(Excerpts from a figure dataset)
--------------------------------

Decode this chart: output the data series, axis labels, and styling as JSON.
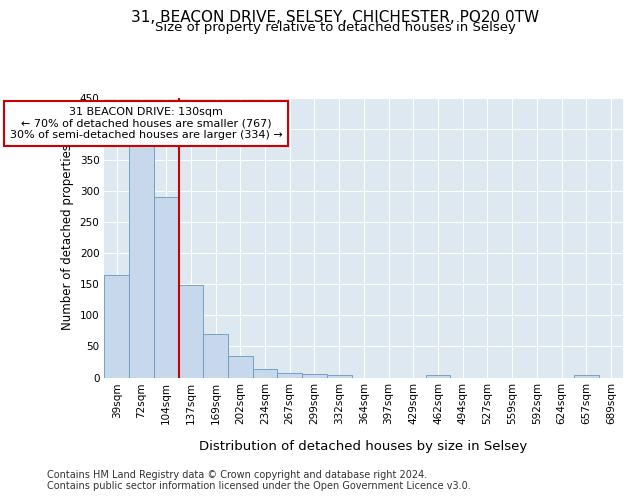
{
  "title_line1": "31, BEACON DRIVE, SELSEY, CHICHESTER, PO20 0TW",
  "title_line2": "Size of property relative to detached houses in Selsey",
  "xlabel": "Distribution of detached houses by size in Selsey",
  "ylabel": "Number of detached properties",
  "categories": [
    "39sqm",
    "72sqm",
    "104sqm",
    "137sqm",
    "169sqm",
    "202sqm",
    "234sqm",
    "267sqm",
    "299sqm",
    "332sqm",
    "364sqm",
    "397sqm",
    "429sqm",
    "462sqm",
    "494sqm",
    "527sqm",
    "559sqm",
    "592sqm",
    "624sqm",
    "657sqm",
    "689sqm"
  ],
  "values": [
    165,
    375,
    290,
    148,
    70,
    35,
    14,
    7,
    6,
    4,
    0,
    0,
    0,
    4,
    0,
    0,
    0,
    0,
    0,
    4,
    0
  ],
  "bar_color": "#c8d8ec",
  "bar_edge_color": "#6699bb",
  "vline_color": "#cc0000",
  "vline_x": 3,
  "annotation_text": "31 BEACON DRIVE: 130sqm\n← 70% of detached houses are smaller (767)\n30% of semi-detached houses are larger (334) →",
  "annotation_box_edge_color": "#cc0000",
  "annotation_box_face_color": "#ffffff",
  "ylim": [
    0,
    450
  ],
  "yticks": [
    0,
    50,
    100,
    150,
    200,
    250,
    300,
    350,
    400,
    450
  ],
  "fig_bg_color": "#ffffff",
  "plot_bg_color": "#dde8f0",
  "grid_color": "#ffffff",
  "title_fontsize": 11,
  "subtitle_fontsize": 9.5,
  "ylabel_fontsize": 8.5,
  "xlabel_fontsize": 9.5,
  "tick_fontsize": 7.5,
  "annot_fontsize": 8,
  "footer_fontsize": 7,
  "footer_line1": "Contains HM Land Registry data © Crown copyright and database right 2024.",
  "footer_line2": "Contains public sector information licensed under the Open Government Licence v3.0."
}
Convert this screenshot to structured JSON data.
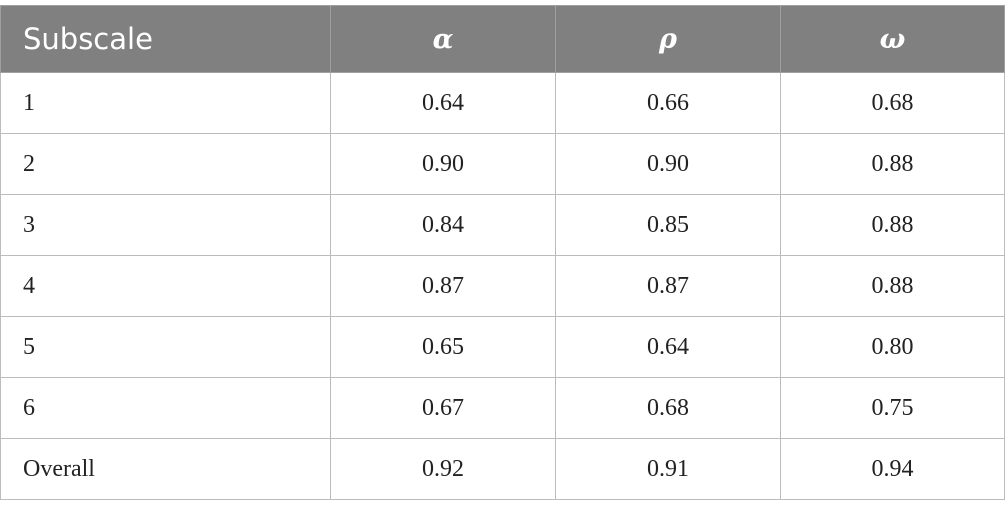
{
  "table": {
    "headers": [
      "Subscale",
      "α",
      "ρ",
      "ω"
    ],
    "rows": [
      {
        "subscale": "1",
        "alpha": "0.64",
        "rho": "0.66",
        "omega": "0.68"
      },
      {
        "subscale": "2",
        "alpha": "0.90",
        "rho": "0.90",
        "omega": "0.88"
      },
      {
        "subscale": "3",
        "alpha": "0.84",
        "rho": "0.85",
        "omega": "0.88"
      },
      {
        "subscale": "4",
        "alpha": "0.87",
        "rho": "0.87",
        "omega": "0.88"
      },
      {
        "subscale": "5",
        "alpha": "0.65",
        "rho": "0.64",
        "omega": "0.80"
      },
      {
        "subscale": "6",
        "alpha": "0.67",
        "rho": "0.68",
        "omega": "0.75"
      },
      {
        "subscale": "Overall",
        "alpha": "0.92",
        "rho": "0.91",
        "omega": "0.94"
      }
    ]
  },
  "colors": {
    "header_bg": "#808080",
    "header_text": "#ffffff",
    "grid": "#bcbcbc",
    "body_text": "#222222"
  }
}
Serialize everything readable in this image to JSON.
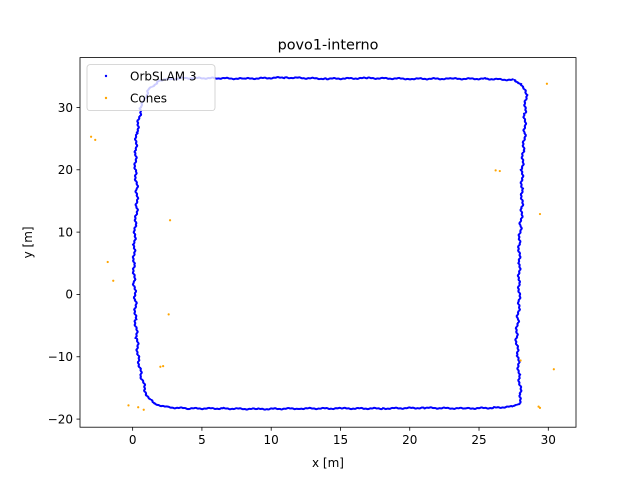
{
  "chart_data": {
    "type": "scatter",
    "title": "povo1-interno",
    "xlabel": "x [m]",
    "ylabel": "y [m]",
    "xlim": [
      -3.8,
      32
    ],
    "ylim": [
      -21.3,
      38
    ],
    "xticks": [
      0,
      5,
      10,
      15,
      20,
      25,
      30
    ],
    "yticks": [
      -20,
      -10,
      0,
      10,
      20,
      30
    ],
    "grid": false,
    "legend_position": "top-left",
    "series": [
      {
        "name": "OrbSLAM 3",
        "color": "#0000ff",
        "marker": "point",
        "style": "dense-trajectory",
        "points": [
          [
            0.3,
            26
          ],
          [
            0.6,
            30
          ],
          [
            1.2,
            33
          ],
          [
            2.0,
            34.4
          ],
          [
            3.5,
            34.7
          ],
          [
            6.0,
            34.7
          ],
          [
            8.0,
            34.6
          ],
          [
            11.0,
            34.8
          ],
          [
            14.0,
            34.6
          ],
          [
            17.0,
            34.7
          ],
          [
            20.0,
            34.6
          ],
          [
            23.0,
            34.6
          ],
          [
            25.5,
            34.6
          ],
          [
            27.5,
            34.4
          ],
          [
            28.1,
            33.7
          ],
          [
            28.4,
            32
          ],
          [
            28.3,
            29
          ],
          [
            28.3,
            26
          ],
          [
            28.2,
            23
          ],
          [
            28.1,
            20
          ],
          [
            28.1,
            17
          ],
          [
            28.1,
            14
          ],
          [
            28.0,
            11
          ],
          [
            27.9,
            8
          ],
          [
            27.9,
            5
          ],
          [
            27.9,
            2
          ],
          [
            27.9,
            -1
          ],
          [
            27.8,
            -4
          ],
          [
            27.7,
            -7
          ],
          [
            27.8,
            -10
          ],
          [
            27.9,
            -13
          ],
          [
            28.0,
            -16
          ],
          [
            27.9,
            -17.5
          ],
          [
            27.4,
            -18
          ],
          [
            26.0,
            -18.2
          ],
          [
            24.0,
            -18.3
          ],
          [
            21.0,
            -18.2
          ],
          [
            18.0,
            -18.3
          ],
          [
            15.0,
            -18.3
          ],
          [
            12.0,
            -18.3
          ],
          [
            9.0,
            -18.4
          ],
          [
            6.5,
            -18.3
          ],
          [
            4.0,
            -18.3
          ],
          [
            2.5,
            -18.1
          ],
          [
            1.5,
            -17.5
          ],
          [
            1.0,
            -16
          ],
          [
            0.6,
            -13
          ],
          [
            0.4,
            -10
          ],
          [
            0.3,
            -7
          ],
          [
            0.2,
            -4
          ],
          [
            0.2,
            -1
          ],
          [
            0.1,
            2
          ],
          [
            0.1,
            5
          ],
          [
            0.1,
            8
          ],
          [
            0.2,
            11
          ],
          [
            0.3,
            14
          ],
          [
            0.3,
            17
          ],
          [
            0.2,
            20
          ],
          [
            0.2,
            23
          ],
          [
            0.3,
            26
          ]
        ]
      },
      {
        "name": "Cones",
        "color": "#ffa500",
        "marker": "point",
        "points": [
          [
            -3.0,
            25.3
          ],
          [
            -2.7,
            24.8
          ],
          [
            2.7,
            11.9
          ],
          [
            -1.8,
            5.2
          ],
          [
            -1.4,
            2.2
          ],
          [
            2.6,
            -3.2
          ],
          [
            2.2,
            -11.5
          ],
          [
            2.0,
            -11.6
          ],
          [
            -0.3,
            -17.8
          ],
          [
            0.4,
            -18.1
          ],
          [
            0.8,
            -18.5
          ],
          [
            26.2,
            19.9
          ],
          [
            26.5,
            19.8
          ],
          [
            29.4,
            12.9
          ],
          [
            28.0,
            -10.6
          ],
          [
            30.4,
            -12.0
          ],
          [
            29.9,
            33.8
          ],
          [
            29.3,
            -18.0
          ],
          [
            29.4,
            -18.2
          ]
        ]
      }
    ]
  }
}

--------------------------------

> _Aim of the task_
Write out again every line above exactly as given; the pictures do not belong in the copy.

> _Result below_
Decode this chart: output the data series, axis labels, and styling as JSON.
{
  "title_line1": "31, BEACON DRIVE, SELSEY, CHICHESTER, PO20 0TW",
  "title_line2": "Size of property relative to detached houses in Selsey",
  "xlabel": "Distribution of detached houses by size in Selsey",
  "ylabel": "Number of detached properties",
  "categories": [
    "39sqm",
    "72sqm",
    "104sqm",
    "137sqm",
    "169sqm",
    "202sqm",
    "234sqm",
    "267sqm",
    "299sqm",
    "332sqm",
    "364sqm",
    "397sqm",
    "429sqm",
    "462sqm",
    "494sqm",
    "527sqm",
    "559sqm",
    "592sqm",
    "624sqm",
    "657sqm",
    "689sqm"
  ],
  "values": [
    165,
    375,
    290,
    148,
    70,
    35,
    14,
    7,
    6,
    4,
    0,
    0,
    0,
    4,
    0,
    0,
    0,
    0,
    0,
    4,
    0
  ],
  "bar_color": "#c8d8ec",
  "bar_edge_color": "#6699bb",
  "vline_color": "#cc0000",
  "vline_x": 3,
  "annotation_text": "31 BEACON DRIVE: 130sqm\n← 70% of detached houses are smaller (767)\n30% of semi-detached houses are larger (334) →",
  "annotation_box_edge_color": "#cc0000",
  "annotation_box_face_color": "#ffffff",
  "ylim": [
    0,
    450
  ],
  "yticks": [
    0,
    50,
    100,
    150,
    200,
    250,
    300,
    350,
    400,
    450
  ],
  "fig_bg_color": "#ffffff",
  "plot_bg_color": "#dde8f0",
  "grid_color": "#ffffff",
  "title_fontsize": 11,
  "subtitle_fontsize": 9.5,
  "ylabel_fontsize": 8.5,
  "xlabel_fontsize": 9.5,
  "tick_fontsize": 7.5,
  "annot_fontsize": 8,
  "footer_fontsize": 7,
  "footer_line1": "Contains HM Land Registry data © Crown copyright and database right 2024.",
  "footer_line2": "Contains public sector information licensed under the Open Government Licence v3.0."
}
Convert this screenshot to structured JSON data.
{
  "table": {
    "headers": [
      "Subscale",
      "α",
      "ρ",
      "ω"
    ],
    "rows": [
      {
        "subscale": "1",
        "alpha": "0.64",
        "rho": "0.66",
        "omega": "0.68"
      },
      {
        "subscale": "2",
        "alpha": "0.90",
        "rho": "0.90",
        "omega": "0.88"
      },
      {
        "subscale": "3",
        "alpha": "0.84",
        "rho": "0.85",
        "omega": "0.88"
      },
      {
        "subscale": "4",
        "alpha": "0.87",
        "rho": "0.87",
        "omega": "0.88"
      },
      {
        "subscale": "5",
        "alpha": "0.65",
        "rho": "0.64",
        "omega": "0.80"
      },
      {
        "subscale": "6",
        "alpha": "0.67",
        "rho": "0.68",
        "omega": "0.75"
      },
      {
        "subscale": "Overall",
        "alpha": "0.92",
        "rho": "0.91",
        "omega": "0.94"
      }
    ]
  },
  "colors": {
    "header_bg": "#808080",
    "header_text": "#ffffff",
    "grid": "#bcbcbc",
    "body_text": "#222222"
  }
}
Serialize everything readable in this image to JSON.
{
  "chart_data": {
    "type": "scatter",
    "title": "povo1-interno",
    "xlabel": "x [m]",
    "ylabel": "y [m]",
    "xlim": [
      -3.8,
      32
    ],
    "ylim": [
      -21.3,
      38
    ],
    "xticks": [
      0,
      5,
      10,
      15,
      20,
      25,
      30
    ],
    "yticks": [
      -20,
      -10,
      0,
      10,
      20,
      30
    ],
    "grid": false,
    "legend_position": "top-left",
    "series": [
      {
        "name": "OrbSLAM 3",
        "color": "#0000ff",
        "marker": "point",
        "style": "dense-trajectory",
        "points": [
          [
            0.3,
            26
          ],
          [
            0.6,
            30
          ],
          [
            1.2,
            33
          ],
          [
            2.0,
            34.4
          ],
          [
            3.5,
            34.7
          ],
          [
            6.0,
            34.7
          ],
          [
            8.0,
            34.6
          ],
          [
            11.0,
            34.8
          ],
          [
            14.0,
            34.6
          ],
          [
            17.0,
            34.7
          ],
          [
            20.0,
            34.6
          ],
          [
            23.0,
            34.6
          ],
          [
            25.5,
            34.6
          ],
          [
            27.5,
            34.4
          ],
          [
            28.1,
            33.7
          ],
          [
            28.4,
            32
          ],
          [
            28.3,
            29
          ],
          [
            28.3,
            26
          ],
          [
            28.2,
            23
          ],
          [
            28.1,
            20
          ],
          [
            28.1,
            17
          ],
          [
            28.1,
            14
          ],
          [
            28.0,
            11
          ],
          [
            27.9,
            8
          ],
          [
            27.9,
            5
          ],
          [
            27.9,
            2
          ],
          [
            27.9,
            -1
          ],
          [
            27.8,
            -4
          ],
          [
            27.7,
            -7
          ],
          [
            27.8,
            -10
          ],
          [
            27.9,
            -13
          ],
          [
            28.0,
            -16
          ],
          [
            27.9,
            -17.5
          ],
          [
            27.4,
            -18
          ],
          [
            26.0,
            -18.2
          ],
          [
            24.0,
            -18.3
          ],
          [
            21.0,
            -18.2
          ],
          [
            18.0,
            -18.3
          ],
          [
            15.0,
            -18.3
          ],
          [
            12.0,
            -18.3
          ],
          [
            9.0,
            -18.4
          ],
          [
            6.5,
            -18.3
          ],
          [
            4.0,
            -18.3
          ],
          [
            2.5,
            -18.1
          ],
          [
            1.5,
            -17.5
          ],
          [
            1.0,
            -16
          ],
          [
            0.6,
            -13
          ],
          [
            0.4,
            -10
          ],
          [
            0.3,
            -7
          ],
          [
            0.2,
            -4
          ],
          [
            0.2,
            -1
          ],
          [
            0.1,
            2
          ],
          [
            0.1,
            5
          ],
          [
            0.1,
            8
          ],
          [
            0.2,
            11
          ],
          [
            0.3,
            14
          ],
          [
            0.3,
            17
          ],
          [
            0.2,
            20
          ],
          [
            0.2,
            23
          ],
          [
            0.3,
            26
          ]
        ]
      },
      {
        "name": "Cones",
        "color": "#ffa500",
        "marker": "point",
        "points": [
          [
            -3.0,
            25.3
          ],
          [
            -2.7,
            24.8
          ],
          [
            2.7,
            11.9
          ],
          [
            -1.8,
            5.2
          ],
          [
            -1.4,
            2.2
          ],
          [
            2.6,
            -3.2
          ],
          [
            2.2,
            -11.5
          ],
          [
            2.0,
            -11.6
          ],
          [
            -0.3,
            -17.8
          ],
          [
            0.4,
            -18.1
          ],
          [
            0.8,
            -18.5
          ],
          [
            26.2,
            19.9
          ],
          [
            26.5,
            19.8
          ],
          [
            29.4,
            12.9
          ],
          [
            28.0,
            -10.6
          ],
          [
            30.4,
            -12.0
          ],
          [
            29.9,
            33.8
          ],
          [
            29.3,
            -18.0
          ],
          [
            29.4,
            -18.2
          ]
        ]
      }
    ]
  }
}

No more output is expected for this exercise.